- Supplied entries
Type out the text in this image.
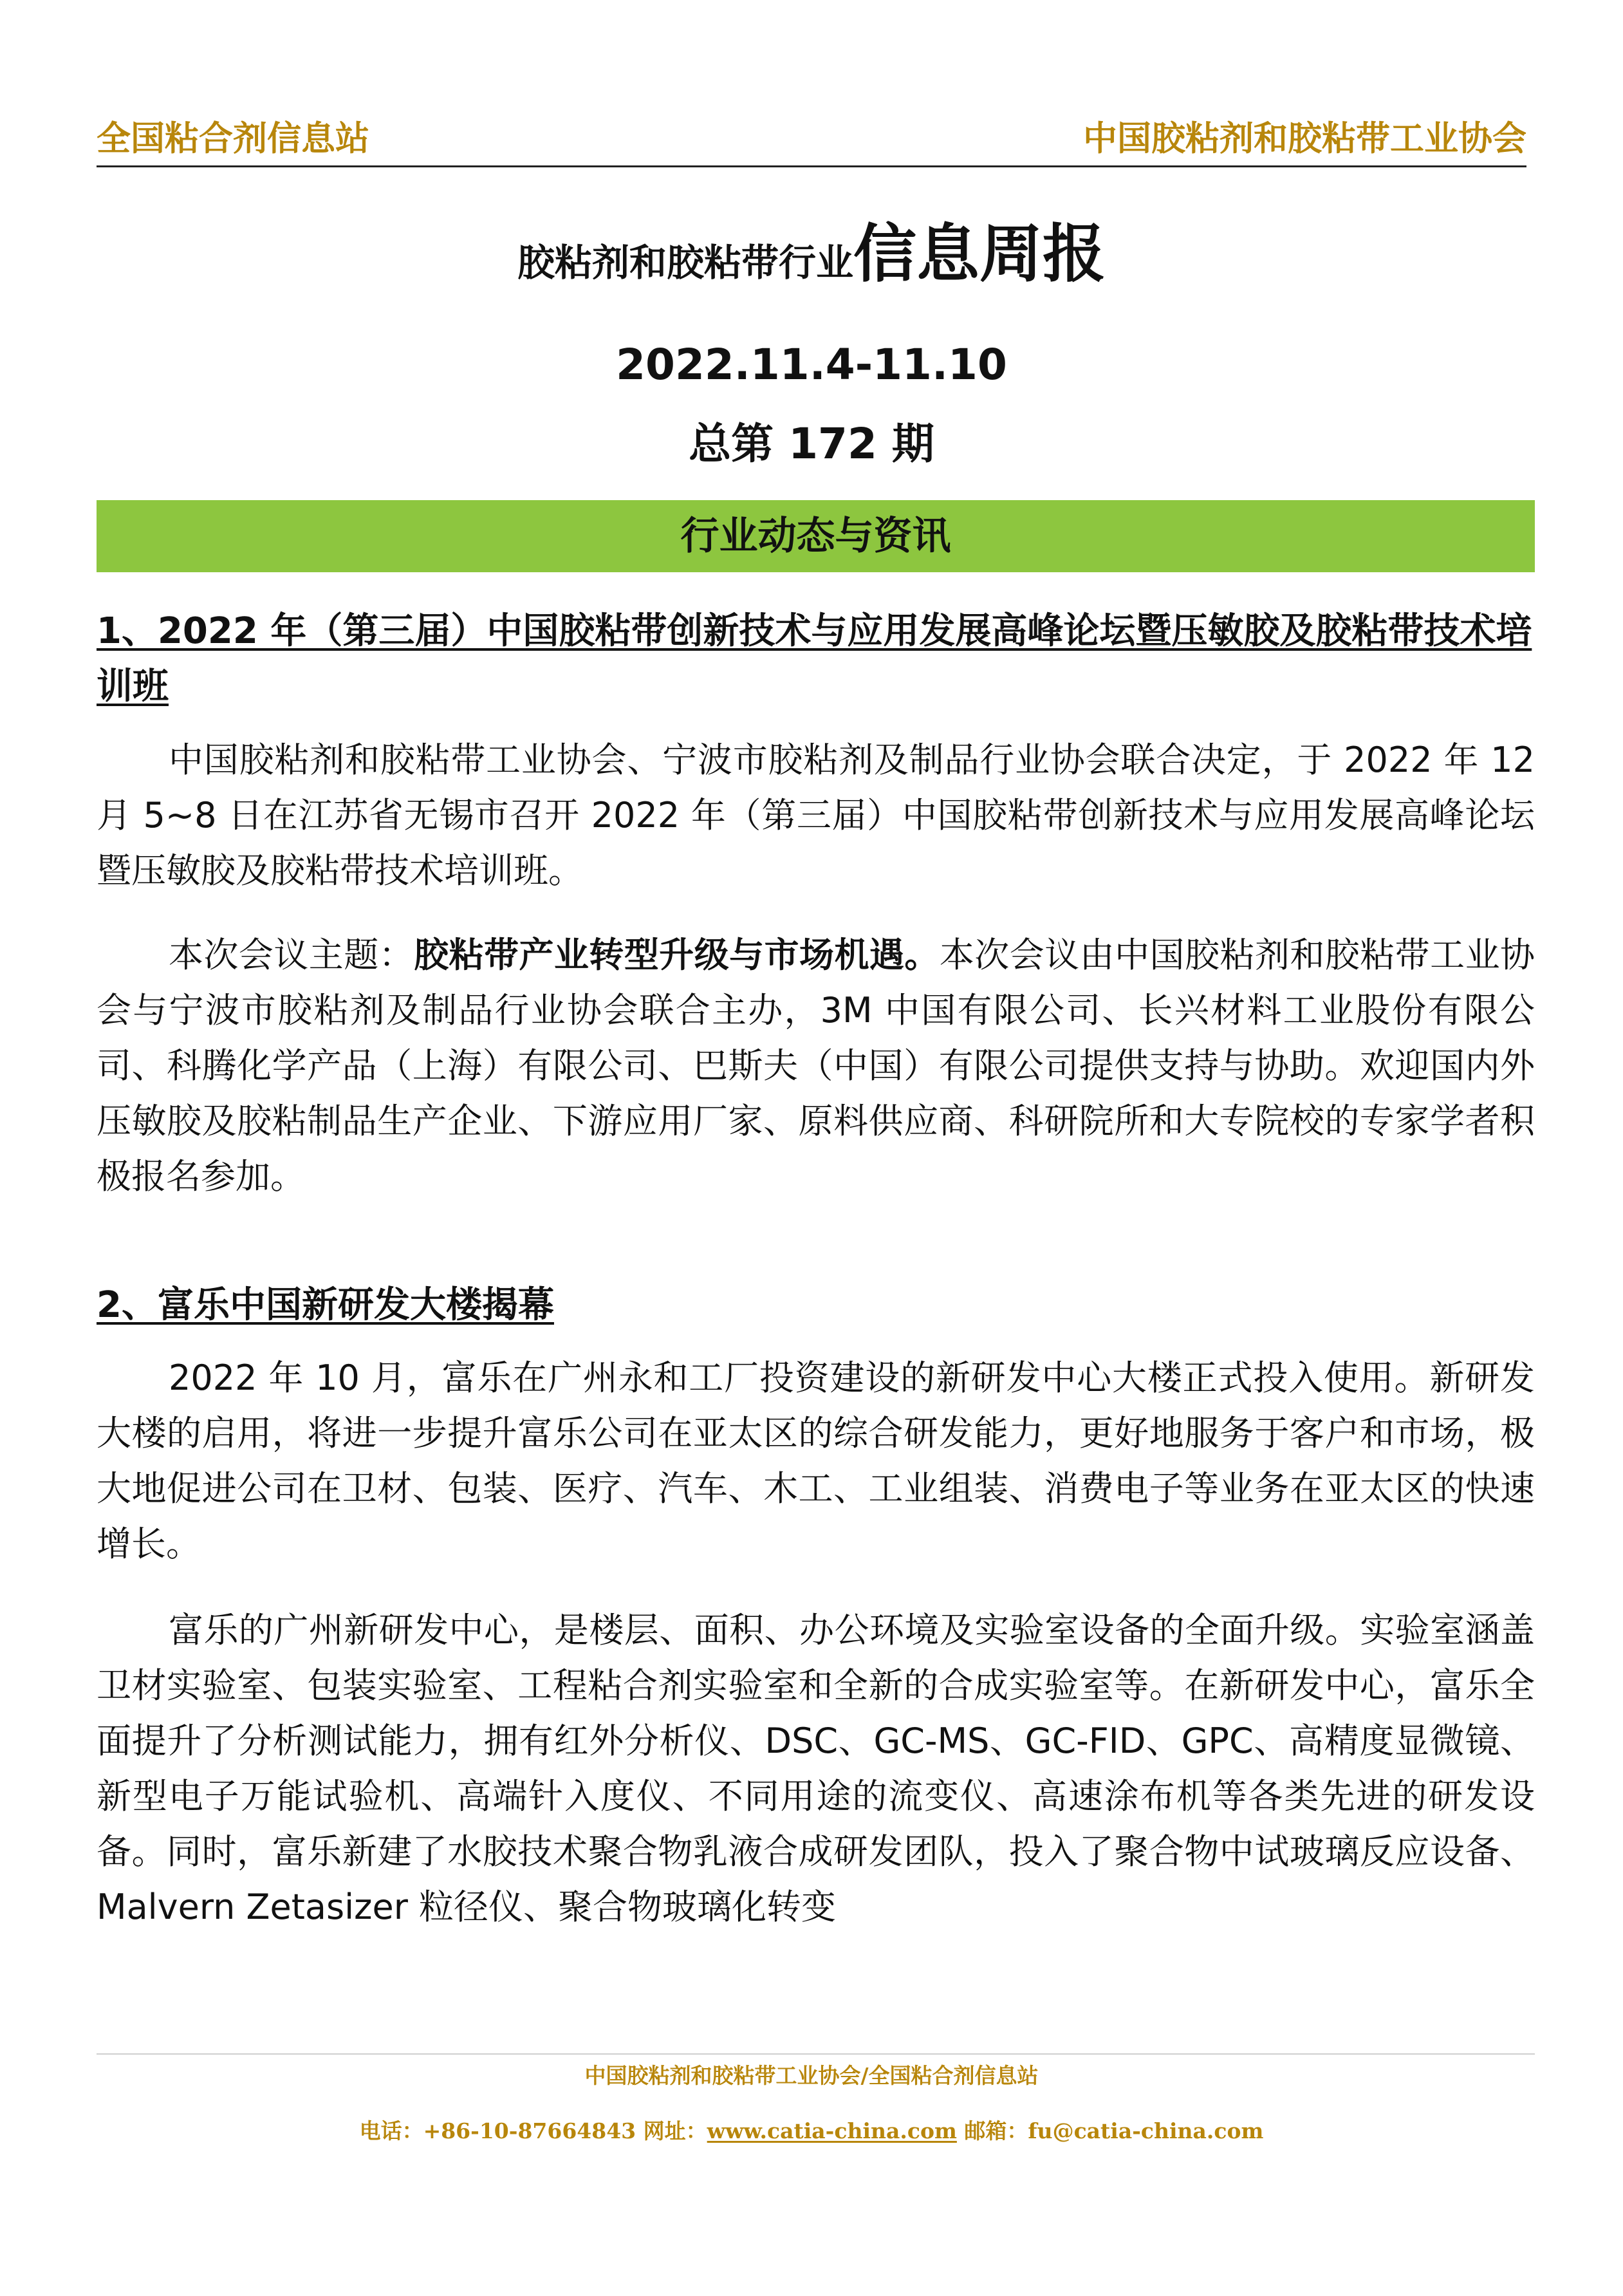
全国粘合剂信息站	中国胶粘剂和胶粘带工业协会
胶粘剂和胶粘带行业信息周报
2022.11.4-11.10
总第 172 期
行业动态与资讯
1、2022 年（第三届）中国胶粘带创新技术与应用发展高峰论坛暨压敏胶及胶粘带技术培训班

中国胶粘剂和胶粘带工业协会、宁波市胶粘剂及制品行业协会联合决定，于 2022 年 12 月 5~8 日在江苏省无锡市召开 2022 年（第三届）中国胶粘带创新技术与应用发展高峰论坛暨压敏胶及胶粘带技术培训班。

本次会议主题：胶粘带产业转型升级与市场机遇。本次会议由中国胶粘剂和胶粘带工业协会与宁波市胶粘剂及制品行业协会联合主办，3M 中国有限公司、长兴材料工业股份有限公司、科腾化学产品（上海）有限公司、巴斯夫（中国）有限公司提供支持与协助。欢迎国内外压敏胶及胶粘制品生产企业、下游应用厂家、原料供应商、科研院所和大专院校的专家学者积极报名参加。

2、富乐中国新研发大楼揭幕

2022 年 10 月，富乐在广州永和工厂投资建设的新研发中心大楼正式投入使用。新研发大楼的启用，将进一步提升富乐公司在亚太区的综合研发能力，更好地服务于客户和市场，极大地促进公司在卫材、包装、医疗、汽车、木工、工业组装、消费电子等业务在亚太区的快速增长。

富乐的广州新研发中心，是楼层、面积、办公环境及实验室设备的全面升级。实验室涵盖卫材实验室、包装实验室、工程粘合剂实验室和全新的合成实验室等。在新研发中心，富乐全面提升了分析测试能力，拥有红外分析仪、DSC、GC-MS、GC-FID、GPC、高精度显微镜、新型电子万能试验机、高端针入度仪、不同用途的流变仪、高速涂布机等各类先进的研发设备。同时，富乐新建了水胶技术聚合物乳液合成研发团队，投入了聚合物中试玻璃反应设备、Malvern Zetasizer 粒径仪、聚合物玻璃化转变

中国胶粘剂和胶粘带工业协会/全国粘合剂信息站
电话：+86-10-87664843 网址：www.catia-china.com 邮箱：fu@catia-china.com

- Exercise
Excluding the pictures, reproduce every entry exactly as given.

- Finished answer
Type out the text in this image.
全国粘合剂信息站	中国胶粘剂和胶粘带工业协会
胶粘剂和胶粘带行业信息周报
2022.11.4-11.10
总第 172 期
行业动态与资讯
1、2022 年（第三届）中国胶粘带创新技术与应用发展高峰论坛暨压敏胶及胶粘带技术培训班

中国胶粘剂和胶粘带工业协会、宁波市胶粘剂及制品行业协会联合决定，于 2022 年 12 月 5~8 日在江苏省无锡市召开 2022 年（第三届）中国胶粘带创新技术与应用发展高峰论坛暨压敏胶及胶粘带技术培训班。

本次会议主题：胶粘带产业转型升级与市场机遇。本次会议由中国胶粘剂和胶粘带工业协会与宁波市胶粘剂及制品行业协会联合主办，3M 中国有限公司、长兴材料工业股份有限公司、科腾化学产品（上海）有限公司、巴斯夫（中国）有限公司提供支持与协助。欢迎国内外压敏胶及胶粘制品生产企业、下游应用厂家、原料供应商、科研院所和大专院校的专家学者积极报名参加。

2、富乐中国新研发大楼揭幕

2022 年 10 月，富乐在广州永和工厂投资建设的新研发中心大楼正式投入使用。新研发大楼的启用，将进一步提升富乐公司在亚太区的综合研发能力，更好地服务于客户和市场，极大地促进公司在卫材、包装、医疗、汽车、木工、工业组装、消费电子等业务在亚太区的快速增长。

富乐的广州新研发中心，是楼层、面积、办公环境及实验室设备的全面升级。实验室涵盖卫材实验室、包装实验室、工程粘合剂实验室和全新的合成实验室等。在新研发中心，富乐全面提升了分析测试能力，拥有红外分析仪、DSC、GC-MS、GC-FID、GPC、高精度显微镜、新型电子万能试验机、高端针入度仪、不同用途的流变仪、高速涂布机等各类先进的研发设备。同时，富乐新建了水胶技术聚合物乳液合成研发团队，投入了聚合物中试玻璃反应设备、Malvern Zetasizer 粒径仪、聚合物玻璃化转变

中国胶粘剂和胶粘带工业协会/全国粘合剂信息站
电话：+86-10-87664843 网址：www.catia-china.com 邮箱：fu@catia-china.com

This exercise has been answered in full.